Set problem
Write out the full listing again, exactly as it stands.

Data excerpts
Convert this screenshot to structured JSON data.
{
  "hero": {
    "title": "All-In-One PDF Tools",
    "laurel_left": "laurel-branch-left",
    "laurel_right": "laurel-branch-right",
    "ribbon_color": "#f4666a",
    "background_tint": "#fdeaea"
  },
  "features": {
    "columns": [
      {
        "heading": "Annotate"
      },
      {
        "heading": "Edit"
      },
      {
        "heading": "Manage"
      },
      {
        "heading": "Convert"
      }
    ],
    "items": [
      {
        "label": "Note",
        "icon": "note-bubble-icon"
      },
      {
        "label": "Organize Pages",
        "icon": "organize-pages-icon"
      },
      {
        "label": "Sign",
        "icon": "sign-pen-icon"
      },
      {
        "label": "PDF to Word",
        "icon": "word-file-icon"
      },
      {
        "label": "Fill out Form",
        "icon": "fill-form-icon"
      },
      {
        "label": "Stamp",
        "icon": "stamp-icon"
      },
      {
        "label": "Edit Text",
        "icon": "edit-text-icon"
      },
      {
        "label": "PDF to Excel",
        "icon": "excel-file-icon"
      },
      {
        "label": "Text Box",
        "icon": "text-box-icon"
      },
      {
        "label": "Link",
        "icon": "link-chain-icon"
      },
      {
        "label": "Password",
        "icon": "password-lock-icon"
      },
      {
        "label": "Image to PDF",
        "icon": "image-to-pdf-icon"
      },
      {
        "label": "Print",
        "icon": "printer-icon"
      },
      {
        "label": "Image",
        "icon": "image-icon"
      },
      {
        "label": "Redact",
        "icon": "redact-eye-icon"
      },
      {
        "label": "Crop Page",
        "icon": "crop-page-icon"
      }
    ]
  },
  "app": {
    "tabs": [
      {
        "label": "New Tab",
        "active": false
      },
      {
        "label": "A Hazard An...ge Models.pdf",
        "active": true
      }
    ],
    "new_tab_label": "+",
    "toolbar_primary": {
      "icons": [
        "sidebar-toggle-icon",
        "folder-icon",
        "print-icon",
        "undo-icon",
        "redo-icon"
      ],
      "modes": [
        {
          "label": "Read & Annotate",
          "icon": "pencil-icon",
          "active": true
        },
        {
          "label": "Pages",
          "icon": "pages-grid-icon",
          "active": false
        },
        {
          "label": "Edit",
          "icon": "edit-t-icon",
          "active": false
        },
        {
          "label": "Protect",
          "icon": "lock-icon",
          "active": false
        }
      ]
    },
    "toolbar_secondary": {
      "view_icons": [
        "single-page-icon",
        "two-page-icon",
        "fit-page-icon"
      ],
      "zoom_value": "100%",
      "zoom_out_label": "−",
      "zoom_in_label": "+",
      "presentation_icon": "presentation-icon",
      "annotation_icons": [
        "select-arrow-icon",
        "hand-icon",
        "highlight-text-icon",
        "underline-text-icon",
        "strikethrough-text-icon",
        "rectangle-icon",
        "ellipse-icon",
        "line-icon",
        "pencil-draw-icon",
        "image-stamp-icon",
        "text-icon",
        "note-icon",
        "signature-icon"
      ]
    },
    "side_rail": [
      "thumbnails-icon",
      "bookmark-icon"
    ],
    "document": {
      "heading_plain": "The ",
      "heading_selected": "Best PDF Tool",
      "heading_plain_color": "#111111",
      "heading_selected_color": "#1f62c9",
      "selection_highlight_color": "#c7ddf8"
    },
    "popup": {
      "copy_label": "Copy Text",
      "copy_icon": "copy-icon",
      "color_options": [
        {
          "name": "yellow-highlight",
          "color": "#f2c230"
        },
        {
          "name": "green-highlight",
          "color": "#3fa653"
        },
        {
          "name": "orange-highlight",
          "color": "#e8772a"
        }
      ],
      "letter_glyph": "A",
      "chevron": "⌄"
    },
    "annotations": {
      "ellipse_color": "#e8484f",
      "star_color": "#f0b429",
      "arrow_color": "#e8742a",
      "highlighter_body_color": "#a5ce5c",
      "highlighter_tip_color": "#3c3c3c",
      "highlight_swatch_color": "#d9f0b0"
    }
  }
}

Exercise solution
Convert this screenshot to structured JSON data.
{
  "hero": {
    "title": "All-In-One PDF Tools",
    "laurel_left": "laurel-branch-left",
    "laurel_right": "laurel-branch-right",
    "ribbon_color": "#f4666a",
    "background_tint": "#fdeaea"
  },
  "features": {
    "columns": [
      {
        "heading": "Annotate"
      },
      {
        "heading": "Edit"
      },
      {
        "heading": "Manage"
      },
      {
        "heading": "Convert"
      }
    ],
    "items": [
      {
        "label": "Note",
        "icon": "note-bubble-icon"
      },
      {
        "label": "Organize Pages",
        "icon": "organize-pages-icon"
      },
      {
        "label": "Sign",
        "icon": "sign-pen-icon"
      },
      {
        "label": "PDF to Word",
        "icon": "word-file-icon"
      },
      {
        "label": "Fill out Form",
        "icon": "fill-form-icon"
      },
      {
        "label": "Stamp",
        "icon": "stamp-icon"
      },
      {
        "label": "Edit Text",
        "icon": "edit-text-icon"
      },
      {
        "label": "PDF to Excel",
        "icon": "excel-file-icon"
      },
      {
        "label": "Text Box",
        "icon": "text-box-icon"
      },
      {
        "label": "Link",
        "icon": "link-chain-icon"
      },
      {
        "label": "Password",
        "icon": "password-lock-icon"
      },
      {
        "label": "Image to PDF",
        "icon": "image-to-pdf-icon"
      },
      {
        "label": "Print",
        "icon": "printer-icon"
      },
      {
        "label": "Image",
        "icon": "image-icon"
      },
      {
        "label": "Redact",
        "icon": "redact-eye-icon"
      },
      {
        "label": "Crop Page",
        "icon": "crop-page-icon"
      }
    ]
  },
  "app": {
    "tabs": [
      {
        "label": "New Tab",
        "active": false
      },
      {
        "label": "A Hazard An...ge Models.pdf",
        "active": true
      }
    ],
    "new_tab_label": "+",
    "toolbar_primary": {
      "icons": [
        "sidebar-toggle-icon",
        "folder-icon",
        "print-icon",
        "undo-icon",
        "redo-icon"
      ],
      "modes": [
        {
          "label": "Read & Annotate",
          "icon": "pencil-icon",
          "active": true
        },
        {
          "label": "Pages",
          "icon": "pages-grid-icon",
          "active": false
        },
        {
          "label": "Edit",
          "icon": "edit-t-icon",
          "active": false
        },
        {
          "label": "Protect",
          "icon": "lock-icon",
          "active": false
        }
      ]
    },
    "toolbar_secondary": {
      "view_icons": [
        "single-page-icon",
        "two-page-icon",
        "fit-page-icon"
      ],
      "zoom_value": "100%",
      "zoom_out_label": "−",
      "zoom_in_label": "+",
      "presentation_icon": "presentation-icon",
      "annotation_icons": [
        "select-arrow-icon",
        "hand-icon",
        "highlight-text-icon",
        "underline-text-icon",
        "strikethrough-text-icon",
        "rectangle-icon",
        "ellipse-icon",
        "line-icon",
        "pencil-draw-icon",
        "image-stamp-icon",
        "text-icon",
        "note-icon",
        "signature-icon"
      ]
    },
    "side_rail": [
      "thumbnails-icon",
      "bookmark-icon"
    ],
    "document": {
      "heading_plain": "The ",
      "heading_selected": "Best PDF Tool",
      "heading_plain_color": "#111111",
      "heading_selected_color": "#1f62c9",
      "selection_highlight_color": "#c7ddf8"
    },
    "popup": {
      "copy_label": "Copy Text",
      "copy_icon": "copy-icon",
      "color_options": [
        {
          "name": "yellow-highlight",
          "color": "#f2c230"
        },
        {
          "name": "green-highlight",
          "color": "#3fa653"
        },
        {
          "name": "orange-highlight",
          "color": "#e8772a"
        }
      ],
      "letter_glyph": "A",
      "chevron": "⌄"
    },
    "annotations": {
      "ellipse_color": "#e8484f",
      "star_color": "#f0b429",
      "arrow_color": "#e8742a",
      "highlighter_body_color": "#a5ce5c",
      "highlighter_tip_color": "#3c3c3c",
      "highlight_swatch_color": "#d9f0b0"
    }
  }
}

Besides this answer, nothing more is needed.